▸ **Task to carry out**
In the records below, pick out all lines containing the word "JSON".

▸ **Data supplied**
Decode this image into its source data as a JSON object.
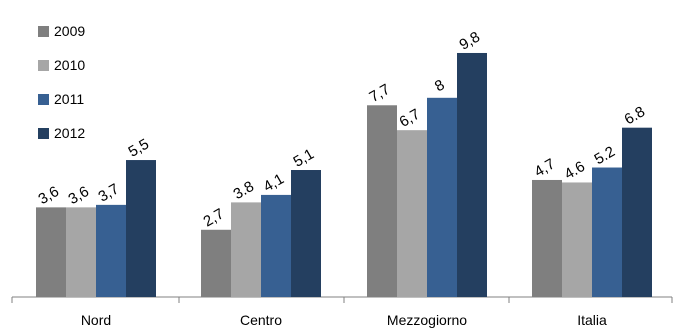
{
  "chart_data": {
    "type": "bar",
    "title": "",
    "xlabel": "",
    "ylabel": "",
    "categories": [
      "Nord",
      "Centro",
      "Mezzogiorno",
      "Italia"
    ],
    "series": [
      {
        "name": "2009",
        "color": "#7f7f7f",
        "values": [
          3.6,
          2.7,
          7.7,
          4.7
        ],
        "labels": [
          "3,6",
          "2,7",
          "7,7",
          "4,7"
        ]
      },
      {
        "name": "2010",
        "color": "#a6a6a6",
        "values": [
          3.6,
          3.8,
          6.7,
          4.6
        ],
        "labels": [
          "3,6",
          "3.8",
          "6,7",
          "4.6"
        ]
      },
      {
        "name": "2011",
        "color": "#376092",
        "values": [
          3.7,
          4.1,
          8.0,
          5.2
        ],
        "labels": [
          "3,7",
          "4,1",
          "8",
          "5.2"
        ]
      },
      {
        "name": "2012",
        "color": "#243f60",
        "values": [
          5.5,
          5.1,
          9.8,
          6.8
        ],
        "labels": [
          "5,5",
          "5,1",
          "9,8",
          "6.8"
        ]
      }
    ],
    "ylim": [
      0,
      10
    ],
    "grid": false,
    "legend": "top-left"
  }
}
* * *
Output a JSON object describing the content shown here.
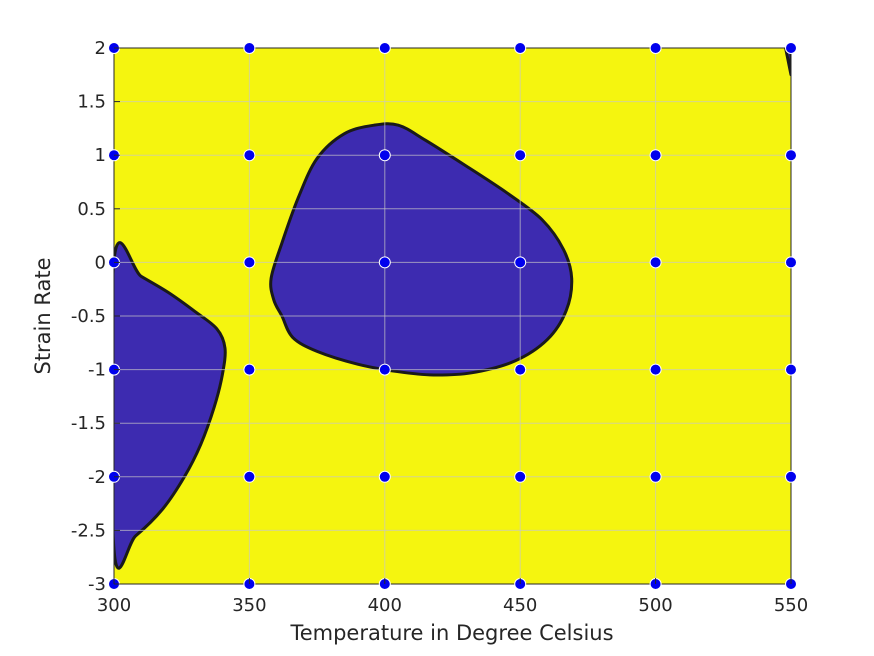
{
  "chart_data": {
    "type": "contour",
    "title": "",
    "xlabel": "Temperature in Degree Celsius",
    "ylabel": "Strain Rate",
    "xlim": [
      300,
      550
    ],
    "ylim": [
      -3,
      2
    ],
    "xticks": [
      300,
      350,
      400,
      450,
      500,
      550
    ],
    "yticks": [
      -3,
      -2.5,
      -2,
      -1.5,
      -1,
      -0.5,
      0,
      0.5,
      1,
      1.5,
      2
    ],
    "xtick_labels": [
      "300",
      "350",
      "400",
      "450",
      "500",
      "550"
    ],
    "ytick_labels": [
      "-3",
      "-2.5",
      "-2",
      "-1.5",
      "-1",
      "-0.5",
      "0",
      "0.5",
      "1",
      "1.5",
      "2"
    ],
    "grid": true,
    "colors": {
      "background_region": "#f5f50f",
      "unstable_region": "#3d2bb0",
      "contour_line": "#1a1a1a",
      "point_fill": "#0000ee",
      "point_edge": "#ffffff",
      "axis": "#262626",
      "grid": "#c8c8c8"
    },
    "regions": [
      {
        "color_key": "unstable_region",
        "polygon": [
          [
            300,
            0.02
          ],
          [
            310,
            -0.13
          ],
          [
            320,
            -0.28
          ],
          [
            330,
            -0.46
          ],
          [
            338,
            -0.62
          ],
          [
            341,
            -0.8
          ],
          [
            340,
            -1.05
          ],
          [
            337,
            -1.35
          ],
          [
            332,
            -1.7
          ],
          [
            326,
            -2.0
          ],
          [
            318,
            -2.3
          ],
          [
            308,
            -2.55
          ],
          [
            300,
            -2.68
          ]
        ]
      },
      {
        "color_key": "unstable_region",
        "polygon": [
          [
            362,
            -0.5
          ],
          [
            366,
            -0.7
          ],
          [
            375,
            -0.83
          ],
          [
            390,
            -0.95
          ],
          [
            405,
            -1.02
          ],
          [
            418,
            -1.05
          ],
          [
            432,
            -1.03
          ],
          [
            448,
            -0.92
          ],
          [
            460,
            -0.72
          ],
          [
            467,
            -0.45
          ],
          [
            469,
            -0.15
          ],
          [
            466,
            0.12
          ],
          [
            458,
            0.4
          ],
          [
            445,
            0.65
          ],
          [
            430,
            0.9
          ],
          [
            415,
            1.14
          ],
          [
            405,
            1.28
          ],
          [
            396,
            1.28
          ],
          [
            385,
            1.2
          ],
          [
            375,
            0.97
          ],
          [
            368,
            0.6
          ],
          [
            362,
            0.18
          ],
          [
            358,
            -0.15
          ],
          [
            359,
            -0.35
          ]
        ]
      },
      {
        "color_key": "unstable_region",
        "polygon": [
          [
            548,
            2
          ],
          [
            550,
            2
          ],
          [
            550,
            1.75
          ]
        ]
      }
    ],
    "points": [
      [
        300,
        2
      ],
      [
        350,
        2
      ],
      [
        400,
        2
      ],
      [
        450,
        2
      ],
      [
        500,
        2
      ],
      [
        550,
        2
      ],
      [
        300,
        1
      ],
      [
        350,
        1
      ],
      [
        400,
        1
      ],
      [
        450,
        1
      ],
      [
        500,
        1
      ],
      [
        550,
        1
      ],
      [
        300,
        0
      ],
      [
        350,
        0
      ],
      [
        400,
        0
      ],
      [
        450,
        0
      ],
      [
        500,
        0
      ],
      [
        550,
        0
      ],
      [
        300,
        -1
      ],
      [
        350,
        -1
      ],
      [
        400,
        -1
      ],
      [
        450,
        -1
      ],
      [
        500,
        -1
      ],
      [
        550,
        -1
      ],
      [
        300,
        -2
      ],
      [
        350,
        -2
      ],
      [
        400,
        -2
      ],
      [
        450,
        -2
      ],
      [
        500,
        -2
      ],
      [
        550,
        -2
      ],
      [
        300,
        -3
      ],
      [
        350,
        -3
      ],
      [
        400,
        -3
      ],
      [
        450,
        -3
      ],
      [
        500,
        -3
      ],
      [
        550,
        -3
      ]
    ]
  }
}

▸ **Reply**
Decode this image into its source data as a JSON object.
Output a JSON object describing the content shown here.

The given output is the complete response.